Stored records:
= = = = =

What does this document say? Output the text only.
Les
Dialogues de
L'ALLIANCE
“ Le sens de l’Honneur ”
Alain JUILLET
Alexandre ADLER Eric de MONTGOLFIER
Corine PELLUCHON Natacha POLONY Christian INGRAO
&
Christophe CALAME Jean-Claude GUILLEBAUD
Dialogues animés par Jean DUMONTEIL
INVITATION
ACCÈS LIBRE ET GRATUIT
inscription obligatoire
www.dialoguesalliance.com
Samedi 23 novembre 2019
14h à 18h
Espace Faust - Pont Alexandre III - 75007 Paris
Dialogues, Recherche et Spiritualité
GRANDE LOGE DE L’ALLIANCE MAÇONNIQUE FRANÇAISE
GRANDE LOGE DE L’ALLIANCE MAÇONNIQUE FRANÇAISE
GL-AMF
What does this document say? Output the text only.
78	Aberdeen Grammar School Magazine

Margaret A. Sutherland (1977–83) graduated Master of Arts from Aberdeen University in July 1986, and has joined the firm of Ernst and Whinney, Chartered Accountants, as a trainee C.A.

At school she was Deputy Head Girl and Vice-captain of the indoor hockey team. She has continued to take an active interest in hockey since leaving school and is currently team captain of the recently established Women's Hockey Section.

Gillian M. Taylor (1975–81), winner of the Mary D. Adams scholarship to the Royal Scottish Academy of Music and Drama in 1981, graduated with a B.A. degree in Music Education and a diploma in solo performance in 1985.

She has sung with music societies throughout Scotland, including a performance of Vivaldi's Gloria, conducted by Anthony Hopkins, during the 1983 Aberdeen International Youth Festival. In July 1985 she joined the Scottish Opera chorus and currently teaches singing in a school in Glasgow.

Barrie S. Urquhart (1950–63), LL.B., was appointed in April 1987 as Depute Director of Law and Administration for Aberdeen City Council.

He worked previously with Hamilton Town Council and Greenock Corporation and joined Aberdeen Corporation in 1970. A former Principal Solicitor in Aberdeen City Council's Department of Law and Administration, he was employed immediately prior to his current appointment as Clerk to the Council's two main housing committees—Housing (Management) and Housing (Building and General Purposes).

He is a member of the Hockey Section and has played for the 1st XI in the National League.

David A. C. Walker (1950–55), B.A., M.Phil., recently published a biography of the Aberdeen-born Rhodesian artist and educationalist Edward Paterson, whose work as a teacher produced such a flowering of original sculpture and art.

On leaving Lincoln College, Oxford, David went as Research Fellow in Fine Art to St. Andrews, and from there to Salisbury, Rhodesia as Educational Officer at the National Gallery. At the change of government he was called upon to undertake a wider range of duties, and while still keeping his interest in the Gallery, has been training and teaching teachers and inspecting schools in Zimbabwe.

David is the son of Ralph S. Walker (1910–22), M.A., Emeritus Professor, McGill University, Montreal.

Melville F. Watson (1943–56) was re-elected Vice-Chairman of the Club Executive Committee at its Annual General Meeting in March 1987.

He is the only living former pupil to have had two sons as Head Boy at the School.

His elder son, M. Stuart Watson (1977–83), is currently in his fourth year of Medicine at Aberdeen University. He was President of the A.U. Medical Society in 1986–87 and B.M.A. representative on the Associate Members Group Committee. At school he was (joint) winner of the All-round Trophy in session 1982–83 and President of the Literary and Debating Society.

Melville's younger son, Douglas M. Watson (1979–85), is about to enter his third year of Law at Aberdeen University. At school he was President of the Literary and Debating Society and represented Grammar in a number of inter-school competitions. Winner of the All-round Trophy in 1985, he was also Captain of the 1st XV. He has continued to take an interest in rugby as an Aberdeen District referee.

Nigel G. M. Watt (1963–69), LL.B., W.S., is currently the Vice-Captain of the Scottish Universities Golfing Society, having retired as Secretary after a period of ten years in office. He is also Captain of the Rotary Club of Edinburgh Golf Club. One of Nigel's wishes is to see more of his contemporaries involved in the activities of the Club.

= = = = =

YOUR TASK:
Every entry should be output exactly as written, please.

FULL RESPONSE:
What does this document say? Output the text only.
Les
Dialogues de
L'ALLIANCE
“ Le sens de l’Honneur ”
Alain JUILLET
Alexandre ADLER Eric de MONTGOLFIER
Corine PELLUCHON Natacha POLONY Christian INGRAO
&
Christophe CALAME Jean-Claude GUILLEBAUD
Dialogues animés par Jean DUMONTEIL
INVITATION
ACCÈS LIBRE ET GRATUIT
inscription obligatoire
www.dialoguesalliance.com
Samedi 23 novembre 2019
14h à 18h
Espace Faust - Pont Alexandre III - 75007 Paris
Dialogues, Recherche et Spiritualité
GRANDE LOGE DE L’ALLIANCE MAÇONNIQUE FRANÇAISE
GRANDE LOGE DE L’ALLIANCE MAÇONNIQUE FRANÇAISE
GL-AMF
What does this document say? Output the text only.
78	Aberdeen Grammar School Magazine

Margaret A. Sutherland (1977–83) graduated Master of Arts from Aberdeen University in July 1986, and has joined the firm of Ernst and Whinney, Chartered Accountants, as a trainee C.A.

At school she was Deputy Head Girl and Vice-captain of the indoor hockey team. She has continued to take an active interest in hockey since leaving school and is currently team captain of the recently established Women's Hockey Section.

Gillian M. Taylor (1975–81), winner of the Mary D. Adams scholarship to the Royal Scottish Academy of Music and Drama in 1981, graduated with a B.A. degree in Music Education and a diploma in solo performance in 1985.

She has sung with music societies throughout Scotland, including a performance of Vivaldi's Gloria, conducted by Anthony Hopkins, during the 1983 Aberdeen International Youth Festival. In July 1985 she joined the Scottish Opera chorus and currently teaches singing in a school in Glasgow.

Barrie S. Urquhart (1950–63), LL.B., was appointed in April 1987 as Depute Director of Law and Administration for Aberdeen City Council.

He worked previously with Hamilton Town Council and Greenock Corporation and joined Aberdeen Corporation in 1970. A former Principal Solicitor in Aberdeen City Council's Department of Law and Administration, he was employed immediately prior to his current appointment as Clerk to the Council's two main housing committees—Housing (Management) and Housing (Building and General Purposes).

He is a member of the Hockey Section and has played for the 1st XI in the National League.

David A. C. Walker (1950–55), B.A., M.Phil., recently published a biography of the Aberdeen-born Rhodesian artist and educationalist Edward Paterson, whose work as a teacher produced such a flowering of original sculpture and art.

On leaving Lincoln College, Oxford, David went as Research Fellow in Fine Art to St. Andrews, and from there to Salisbury, Rhodesia as Educational Officer at the National Gallery. At the change of government he was called upon to undertake a wider range of duties, and while still keeping his interest in the Gallery, has been training and teaching teachers and inspecting schools in Zimbabwe.

David is the son of Ralph S. Walker (1910–22), M.A., Emeritus Professor, McGill University, Montreal.

Melville F. Watson (1943–56) was re-elected Vice-Chairman of the Club Executive Committee at its Annual General Meeting in March 1987.

He is the only living former pupil to have had two sons as Head Boy at the School.

His elder son, M. Stuart Watson (1977–83), is currently in his fourth year of Medicine at Aberdeen University. He was President of the A.U. Medical Society in 1986–87 and B.M.A. representative on the Associate Members Group Committee. At school he was (joint) winner of the All-round Trophy in session 1982–83 and President of the Literary and Debating Society.

Melville's younger son, Douglas M. Watson (1979–85), is about to enter his third year of Law at Aberdeen University. At school he was President of the Literary and Debating Society and represented Grammar in a number of inter-school competitions. Winner of the All-round Trophy in 1985, he was also Captain of the 1st XV. He has continued to take an interest in rugby as an Aberdeen District referee.

Nigel G. M. Watt (1963–69), LL.B., W.S., is currently the Vice-Captain of the Scottish Universities Golfing Society, having retired as Secretary after a period of ten years in office. He is also Captain of the Rotary Club of Edinburgh Golf Club. One of Nigel's wishes is to see more of his contemporaries involved in the activities of the Club.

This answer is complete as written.